**Problem description**
Review the listing and copy each line that holds the word "activity".

=======

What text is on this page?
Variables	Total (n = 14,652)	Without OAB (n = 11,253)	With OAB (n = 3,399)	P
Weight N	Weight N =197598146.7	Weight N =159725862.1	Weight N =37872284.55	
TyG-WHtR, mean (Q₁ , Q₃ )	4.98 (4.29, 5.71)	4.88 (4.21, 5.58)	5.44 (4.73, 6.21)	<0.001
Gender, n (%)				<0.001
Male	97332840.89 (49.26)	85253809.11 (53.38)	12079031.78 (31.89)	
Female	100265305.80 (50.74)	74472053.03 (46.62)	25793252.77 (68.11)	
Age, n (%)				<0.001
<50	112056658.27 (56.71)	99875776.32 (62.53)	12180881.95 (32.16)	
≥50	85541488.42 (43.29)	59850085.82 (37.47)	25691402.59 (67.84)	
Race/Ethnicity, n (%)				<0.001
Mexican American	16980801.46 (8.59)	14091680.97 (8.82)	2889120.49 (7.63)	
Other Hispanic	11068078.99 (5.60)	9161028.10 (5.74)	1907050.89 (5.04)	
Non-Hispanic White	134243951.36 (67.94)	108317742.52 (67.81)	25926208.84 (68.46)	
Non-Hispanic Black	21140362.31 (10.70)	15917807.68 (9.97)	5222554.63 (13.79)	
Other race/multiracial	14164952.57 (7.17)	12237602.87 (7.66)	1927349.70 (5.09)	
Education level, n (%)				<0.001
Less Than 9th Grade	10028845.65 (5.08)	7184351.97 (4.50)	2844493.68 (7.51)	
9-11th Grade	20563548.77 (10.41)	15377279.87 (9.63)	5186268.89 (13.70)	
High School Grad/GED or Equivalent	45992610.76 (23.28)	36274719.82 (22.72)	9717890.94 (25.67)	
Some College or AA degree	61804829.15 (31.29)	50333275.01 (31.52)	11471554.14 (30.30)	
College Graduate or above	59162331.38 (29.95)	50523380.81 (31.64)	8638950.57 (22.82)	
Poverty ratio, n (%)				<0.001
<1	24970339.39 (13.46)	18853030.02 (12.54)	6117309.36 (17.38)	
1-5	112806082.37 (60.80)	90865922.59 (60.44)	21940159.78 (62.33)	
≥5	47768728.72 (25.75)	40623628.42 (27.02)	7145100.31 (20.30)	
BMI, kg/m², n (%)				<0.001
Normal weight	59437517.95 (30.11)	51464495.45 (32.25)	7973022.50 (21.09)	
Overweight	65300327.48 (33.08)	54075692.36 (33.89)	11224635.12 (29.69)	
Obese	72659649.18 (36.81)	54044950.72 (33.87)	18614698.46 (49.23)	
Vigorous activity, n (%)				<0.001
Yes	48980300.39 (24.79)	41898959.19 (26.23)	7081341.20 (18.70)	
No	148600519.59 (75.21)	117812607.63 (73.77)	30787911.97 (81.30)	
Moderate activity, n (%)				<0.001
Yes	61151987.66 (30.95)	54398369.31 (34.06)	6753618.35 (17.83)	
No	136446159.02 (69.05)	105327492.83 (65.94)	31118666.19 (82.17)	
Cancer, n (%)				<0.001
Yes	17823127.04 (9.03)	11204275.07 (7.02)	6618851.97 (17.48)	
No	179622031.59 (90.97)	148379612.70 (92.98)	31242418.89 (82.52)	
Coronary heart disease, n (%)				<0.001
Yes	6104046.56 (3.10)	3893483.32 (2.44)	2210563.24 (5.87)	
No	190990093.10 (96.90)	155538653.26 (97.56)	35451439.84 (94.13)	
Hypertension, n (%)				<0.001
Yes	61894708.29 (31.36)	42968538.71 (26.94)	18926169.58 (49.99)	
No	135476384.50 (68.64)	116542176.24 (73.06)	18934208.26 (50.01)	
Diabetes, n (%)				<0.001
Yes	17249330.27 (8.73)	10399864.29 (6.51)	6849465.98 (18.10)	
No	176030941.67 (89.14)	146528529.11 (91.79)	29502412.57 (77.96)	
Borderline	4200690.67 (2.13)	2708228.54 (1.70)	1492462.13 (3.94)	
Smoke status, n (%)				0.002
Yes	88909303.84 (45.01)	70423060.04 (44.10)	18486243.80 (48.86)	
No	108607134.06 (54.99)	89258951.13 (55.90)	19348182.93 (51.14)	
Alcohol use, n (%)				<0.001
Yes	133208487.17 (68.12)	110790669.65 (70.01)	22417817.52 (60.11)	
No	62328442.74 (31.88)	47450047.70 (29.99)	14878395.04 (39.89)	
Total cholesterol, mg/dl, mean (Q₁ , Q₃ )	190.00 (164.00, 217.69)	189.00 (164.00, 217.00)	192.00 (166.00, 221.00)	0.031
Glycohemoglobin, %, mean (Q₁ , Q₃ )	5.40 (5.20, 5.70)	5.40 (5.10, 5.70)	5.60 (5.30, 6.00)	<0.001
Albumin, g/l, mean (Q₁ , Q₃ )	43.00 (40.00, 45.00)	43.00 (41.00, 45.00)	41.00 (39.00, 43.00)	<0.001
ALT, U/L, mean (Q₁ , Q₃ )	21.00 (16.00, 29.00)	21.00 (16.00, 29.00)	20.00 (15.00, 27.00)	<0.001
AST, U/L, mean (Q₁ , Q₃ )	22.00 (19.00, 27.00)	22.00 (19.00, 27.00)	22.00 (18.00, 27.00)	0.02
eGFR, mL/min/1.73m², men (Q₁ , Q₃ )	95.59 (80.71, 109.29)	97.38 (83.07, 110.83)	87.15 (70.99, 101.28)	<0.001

=======

**Solution for this task**
Vigorous activity, n (%)				<0.001
Moderate activity, n (%)				<0.001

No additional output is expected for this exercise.